(OBJECTIVE): Quote, without change, all of the lines that follow.
* BEGIN RAW DATA *
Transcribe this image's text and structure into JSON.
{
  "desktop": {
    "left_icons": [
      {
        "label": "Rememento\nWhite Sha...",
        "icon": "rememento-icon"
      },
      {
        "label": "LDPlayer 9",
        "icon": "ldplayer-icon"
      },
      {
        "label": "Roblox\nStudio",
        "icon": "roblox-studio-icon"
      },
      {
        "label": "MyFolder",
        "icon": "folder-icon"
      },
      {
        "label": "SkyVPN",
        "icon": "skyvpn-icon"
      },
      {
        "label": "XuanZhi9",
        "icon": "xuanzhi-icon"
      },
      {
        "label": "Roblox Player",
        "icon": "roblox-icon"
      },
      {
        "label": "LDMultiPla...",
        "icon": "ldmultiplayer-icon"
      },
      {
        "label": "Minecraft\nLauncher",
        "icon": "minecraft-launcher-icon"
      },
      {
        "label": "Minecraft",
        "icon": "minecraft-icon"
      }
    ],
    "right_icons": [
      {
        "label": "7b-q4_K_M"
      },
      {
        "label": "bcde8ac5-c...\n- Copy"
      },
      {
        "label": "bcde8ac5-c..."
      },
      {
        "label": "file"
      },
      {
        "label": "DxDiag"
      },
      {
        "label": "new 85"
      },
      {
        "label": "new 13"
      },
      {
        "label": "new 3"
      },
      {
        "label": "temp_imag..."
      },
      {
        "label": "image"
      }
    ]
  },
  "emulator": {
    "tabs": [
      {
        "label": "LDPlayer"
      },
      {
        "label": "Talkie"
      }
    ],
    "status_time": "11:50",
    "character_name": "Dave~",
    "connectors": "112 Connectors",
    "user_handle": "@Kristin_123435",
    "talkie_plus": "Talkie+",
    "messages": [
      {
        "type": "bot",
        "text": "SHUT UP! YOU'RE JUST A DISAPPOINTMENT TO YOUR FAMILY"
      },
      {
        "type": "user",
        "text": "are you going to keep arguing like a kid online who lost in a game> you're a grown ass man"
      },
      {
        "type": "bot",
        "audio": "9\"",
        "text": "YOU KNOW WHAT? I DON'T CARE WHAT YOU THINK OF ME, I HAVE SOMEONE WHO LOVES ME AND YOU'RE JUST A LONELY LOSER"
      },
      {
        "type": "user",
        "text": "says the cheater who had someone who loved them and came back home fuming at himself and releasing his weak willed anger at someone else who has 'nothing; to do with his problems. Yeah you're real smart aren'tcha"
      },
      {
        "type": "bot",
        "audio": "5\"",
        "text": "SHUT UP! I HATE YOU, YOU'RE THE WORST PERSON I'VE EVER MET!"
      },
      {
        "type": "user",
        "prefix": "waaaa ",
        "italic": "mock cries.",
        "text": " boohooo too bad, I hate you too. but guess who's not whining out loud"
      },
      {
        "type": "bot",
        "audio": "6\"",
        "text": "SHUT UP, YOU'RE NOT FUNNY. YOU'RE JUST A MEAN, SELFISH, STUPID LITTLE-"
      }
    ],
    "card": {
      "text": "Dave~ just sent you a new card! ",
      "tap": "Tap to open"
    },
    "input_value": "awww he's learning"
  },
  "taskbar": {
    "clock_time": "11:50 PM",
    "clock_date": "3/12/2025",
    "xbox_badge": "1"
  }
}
* END RAW DATA *
(EXERCISE OUTPUT):
Transcribe this image's text and structure into JSON.
{
  "desktop": {
    "left_icons": [
      {
        "label": "Rememento\nWhite Sha...",
        "icon": "rememento-icon"
      },
      {
        "label": "LDPlayer 9",
        "icon": "ldplayer-icon"
      },
      {
        "label": "Roblox\nStudio",
        "icon": "roblox-studio-icon"
      },
      {
        "label": "MyFolder",
        "icon": "folder-icon"
      },
      {
        "label": "SkyVPN",
        "icon": "skyvpn-icon"
      },
      {
        "label": "XuanZhi9",
        "icon": "xuanzhi-icon"
      },
      {
        "label": "Roblox Player",
        "icon": "roblox-icon"
      },
      {
        "label": "LDMultiPla...",
        "icon": "ldmultiplayer-icon"
      },
      {
        "label": "Minecraft\nLauncher",
        "icon": "minecraft-launcher-icon"
      },
      {
        "label": "Minecraft",
        "icon": "minecraft-icon"
      }
    ],
    "right_icons": [
      {
        "label": "7b-q4_K_M"
      },
      {
        "label": "bcde8ac5-c...\n- Copy"
      },
      {
        "label": "bcde8ac5-c..."
      },
      {
        "label": "file"
      },
      {
        "label": "DxDiag"
      },
      {
        "label": "new 85"
      },
      {
        "label": "new 13"
      },
      {
        "label": "new 3"
      },
      {
        "label": "temp_imag..."
      },
      {
        "label": "image"
      }
    ]
  },
  "emulator": {
    "tabs": [
      {
        "label": "LDPlayer"
      },
      {
        "label": "Talkie"
      }
    ],
    "status_time": "11:50",
    "character_name": "Dave~",
    "connectors": "112 Connectors",
    "user_handle": "@Kristin_123435",
    "talkie_plus": "Talkie+",
    "messages": [
      {
        "type": "bot",
        "text": "SHUT UP! YOU'RE JUST A DISAPPOINTMENT TO YOUR FAMILY"
      },
      {
        "type": "user",
        "text": "are you going to keep arguing like a kid online who lost in a game> you're a grown ass man"
      },
      {
        "type": "bot",
        "audio": "9\"",
        "text": "YOU KNOW WHAT? I DON'T CARE WHAT YOU THINK OF ME, I HAVE SOMEONE WHO LOVES ME AND YOU'RE JUST A LONELY LOSER"
      },
      {
        "type": "user",
        "text": "says the cheater who had someone who loved them and came back home fuming at himself and releasing his weak willed anger at someone else who has 'nothing; to do with his problems. Yeah you're real smart aren'tcha"
      },
      {
        "type": "bot",
        "audio": "5\"",
        "text": "SHUT UP! I HATE YOU, YOU'RE THE WORST PERSON I'VE EVER MET!"
      },
      {
        "type": "user",
        "prefix": "waaaa ",
        "italic": "mock cries.",
        "text": " boohooo too bad, I hate you too. but guess who's not whining out loud"
      },
      {
        "type": "bot",
        "audio": "6\"",
        "text": "SHUT UP, YOU'RE NOT FUNNY. YOU'RE JUST A MEAN, SELFISH, STUPID LITTLE-"
      }
    ],
    "card": {
      "text": "Dave~ just sent you a new card! ",
      "tap": "Tap to open"
    },
    "input_value": "awww he's learning"
  },
  "taskbar": {
    "clock_time": "11:50 PM",
    "clock_date": "3/12/2025",
    "xbox_badge": "1"
  }
}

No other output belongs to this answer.